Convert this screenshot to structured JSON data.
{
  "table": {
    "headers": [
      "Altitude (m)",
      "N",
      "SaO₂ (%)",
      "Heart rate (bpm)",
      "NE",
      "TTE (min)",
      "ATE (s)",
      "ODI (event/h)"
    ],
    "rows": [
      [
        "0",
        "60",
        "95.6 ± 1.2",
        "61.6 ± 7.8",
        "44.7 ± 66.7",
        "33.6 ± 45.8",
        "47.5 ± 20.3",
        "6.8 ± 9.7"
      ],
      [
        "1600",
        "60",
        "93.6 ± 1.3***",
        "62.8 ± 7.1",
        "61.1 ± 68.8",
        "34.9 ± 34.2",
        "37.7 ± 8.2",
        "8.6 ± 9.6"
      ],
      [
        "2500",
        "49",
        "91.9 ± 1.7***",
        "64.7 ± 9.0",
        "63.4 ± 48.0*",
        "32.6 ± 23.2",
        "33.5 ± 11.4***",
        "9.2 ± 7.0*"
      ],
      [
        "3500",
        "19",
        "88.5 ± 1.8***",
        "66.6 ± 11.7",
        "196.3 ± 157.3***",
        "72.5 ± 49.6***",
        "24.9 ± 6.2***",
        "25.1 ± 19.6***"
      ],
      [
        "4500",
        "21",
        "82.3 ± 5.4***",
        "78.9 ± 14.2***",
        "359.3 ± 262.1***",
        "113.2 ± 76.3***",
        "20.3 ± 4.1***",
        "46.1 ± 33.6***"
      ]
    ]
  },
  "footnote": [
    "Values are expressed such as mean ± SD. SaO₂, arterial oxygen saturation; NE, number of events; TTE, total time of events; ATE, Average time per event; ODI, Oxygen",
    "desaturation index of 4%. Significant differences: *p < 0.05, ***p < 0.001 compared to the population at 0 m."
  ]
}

◆ ◆ ◆ ◆ ◆

▶ JOB
Reproduce the data in full, exactly as presented.

▶ EXPECTED ANSWER
Convert this screenshot to structured JSON data.
{
  "table": {
    "headers": [
      "Altitude (m)",
      "N",
      "SaO₂ (%)",
      "Heart rate (bpm)",
      "NE",
      "TTE (min)",
      "ATE (s)",
      "ODI (event/h)"
    ],
    "rows": [
      [
        "0",
        "60",
        "95.6 ± 1.2",
        "61.6 ± 7.8",
        "44.7 ± 66.7",
        "33.6 ± 45.8",
        "47.5 ± 20.3",
        "6.8 ± 9.7"
      ],
      [
        "1600",
        "60",
        "93.6 ± 1.3***",
        "62.8 ± 7.1",
        "61.1 ± 68.8",
        "34.9 ± 34.2",
        "37.7 ± 8.2",
        "8.6 ± 9.6"
      ],
      [
        "2500",
        "49",
        "91.9 ± 1.7***",
        "64.7 ± 9.0",
        "63.4 ± 48.0*",
        "32.6 ± 23.2",
        "33.5 ± 11.4***",
        "9.2 ± 7.0*"
      ],
      [
        "3500",
        "19",
        "88.5 ± 1.8***",
        "66.6 ± 11.7",
        "196.3 ± 157.3***",
        "72.5 ± 49.6***",
        "24.9 ± 6.2***",
        "25.1 ± 19.6***"
      ],
      [
        "4500",
        "21",
        "82.3 ± 5.4***",
        "78.9 ± 14.2***",
        "359.3 ± 262.1***",
        "113.2 ± 76.3***",
        "20.3 ± 4.1***",
        "46.1 ± 33.6***"
      ]
    ]
  },
  "footnote": [
    "Values are expressed such as mean ± SD. SaO₂, arterial oxygen saturation; NE, number of events; TTE, total time of events; ATE, Average time per event; ODI, Oxygen",
    "desaturation index of 4%. Significant differences: *p < 0.05, ***p < 0.001 compared to the population at 0 m."
  ]
}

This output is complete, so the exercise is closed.